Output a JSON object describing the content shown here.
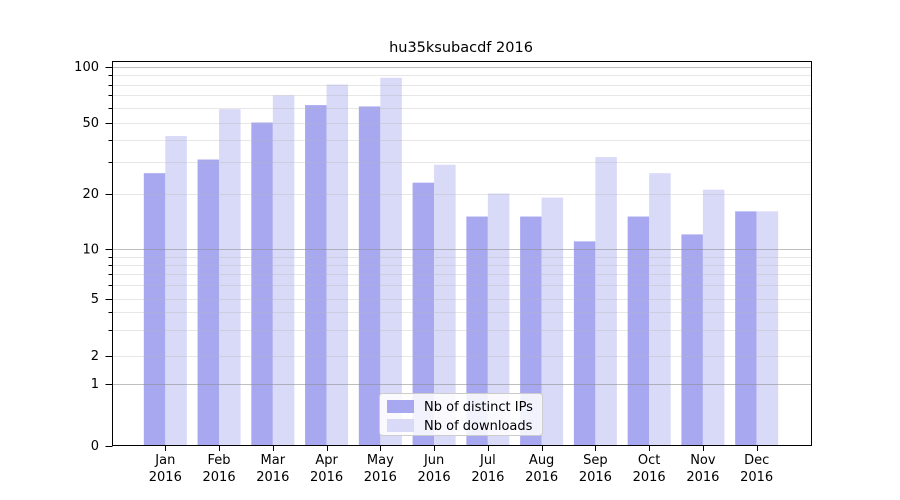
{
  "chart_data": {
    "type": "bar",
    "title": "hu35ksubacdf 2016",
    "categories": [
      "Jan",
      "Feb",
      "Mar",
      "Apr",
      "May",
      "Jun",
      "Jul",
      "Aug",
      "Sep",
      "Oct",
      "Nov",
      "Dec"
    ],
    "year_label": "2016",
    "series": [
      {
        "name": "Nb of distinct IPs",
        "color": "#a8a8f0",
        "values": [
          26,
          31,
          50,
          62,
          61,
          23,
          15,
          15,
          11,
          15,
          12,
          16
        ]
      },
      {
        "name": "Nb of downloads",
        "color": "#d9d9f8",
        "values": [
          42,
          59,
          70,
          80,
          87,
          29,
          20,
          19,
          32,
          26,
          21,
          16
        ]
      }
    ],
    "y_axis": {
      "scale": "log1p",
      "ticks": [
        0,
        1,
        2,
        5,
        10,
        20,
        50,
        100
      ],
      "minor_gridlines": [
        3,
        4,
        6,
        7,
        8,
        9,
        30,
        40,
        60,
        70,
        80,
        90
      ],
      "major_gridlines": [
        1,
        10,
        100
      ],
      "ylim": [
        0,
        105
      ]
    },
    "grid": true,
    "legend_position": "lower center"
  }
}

---

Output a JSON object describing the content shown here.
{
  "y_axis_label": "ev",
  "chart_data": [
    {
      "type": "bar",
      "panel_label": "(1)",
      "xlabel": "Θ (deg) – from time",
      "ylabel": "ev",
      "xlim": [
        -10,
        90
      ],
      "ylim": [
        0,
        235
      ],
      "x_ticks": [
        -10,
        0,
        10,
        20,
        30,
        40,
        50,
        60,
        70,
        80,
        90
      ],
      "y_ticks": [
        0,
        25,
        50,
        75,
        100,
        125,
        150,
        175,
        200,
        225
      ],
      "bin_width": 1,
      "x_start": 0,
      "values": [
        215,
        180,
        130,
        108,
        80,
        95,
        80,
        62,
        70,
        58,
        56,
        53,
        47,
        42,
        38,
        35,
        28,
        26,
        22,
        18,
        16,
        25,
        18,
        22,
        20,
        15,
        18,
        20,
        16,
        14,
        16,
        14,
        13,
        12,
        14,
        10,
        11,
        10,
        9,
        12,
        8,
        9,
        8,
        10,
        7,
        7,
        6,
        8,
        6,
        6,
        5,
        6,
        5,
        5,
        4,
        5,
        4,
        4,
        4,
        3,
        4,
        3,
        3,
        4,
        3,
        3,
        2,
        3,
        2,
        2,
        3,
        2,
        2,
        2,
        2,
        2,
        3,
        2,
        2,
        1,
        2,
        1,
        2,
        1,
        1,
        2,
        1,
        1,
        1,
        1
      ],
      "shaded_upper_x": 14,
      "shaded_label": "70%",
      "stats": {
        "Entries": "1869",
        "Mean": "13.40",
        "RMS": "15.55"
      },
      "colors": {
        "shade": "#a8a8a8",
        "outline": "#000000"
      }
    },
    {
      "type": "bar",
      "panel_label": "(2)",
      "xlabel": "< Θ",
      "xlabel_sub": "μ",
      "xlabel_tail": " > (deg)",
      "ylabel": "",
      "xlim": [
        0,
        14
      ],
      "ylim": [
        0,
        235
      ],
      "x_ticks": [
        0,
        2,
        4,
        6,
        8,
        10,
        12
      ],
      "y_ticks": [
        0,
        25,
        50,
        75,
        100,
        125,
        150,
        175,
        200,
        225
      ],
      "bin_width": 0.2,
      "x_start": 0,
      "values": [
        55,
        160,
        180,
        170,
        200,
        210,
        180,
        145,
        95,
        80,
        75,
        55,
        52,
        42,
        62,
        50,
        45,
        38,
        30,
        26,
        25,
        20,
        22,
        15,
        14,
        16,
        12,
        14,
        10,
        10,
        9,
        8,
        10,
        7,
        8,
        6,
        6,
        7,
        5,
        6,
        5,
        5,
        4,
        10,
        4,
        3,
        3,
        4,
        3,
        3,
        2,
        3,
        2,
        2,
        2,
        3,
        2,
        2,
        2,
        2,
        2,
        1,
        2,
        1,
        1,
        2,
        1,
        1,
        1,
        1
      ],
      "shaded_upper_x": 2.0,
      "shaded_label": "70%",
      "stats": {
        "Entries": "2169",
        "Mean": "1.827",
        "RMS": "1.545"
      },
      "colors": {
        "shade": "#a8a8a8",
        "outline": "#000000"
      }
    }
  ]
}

• [Directions]:
Write only the number of lines in the data above that include "name".

• [Task solution]:
2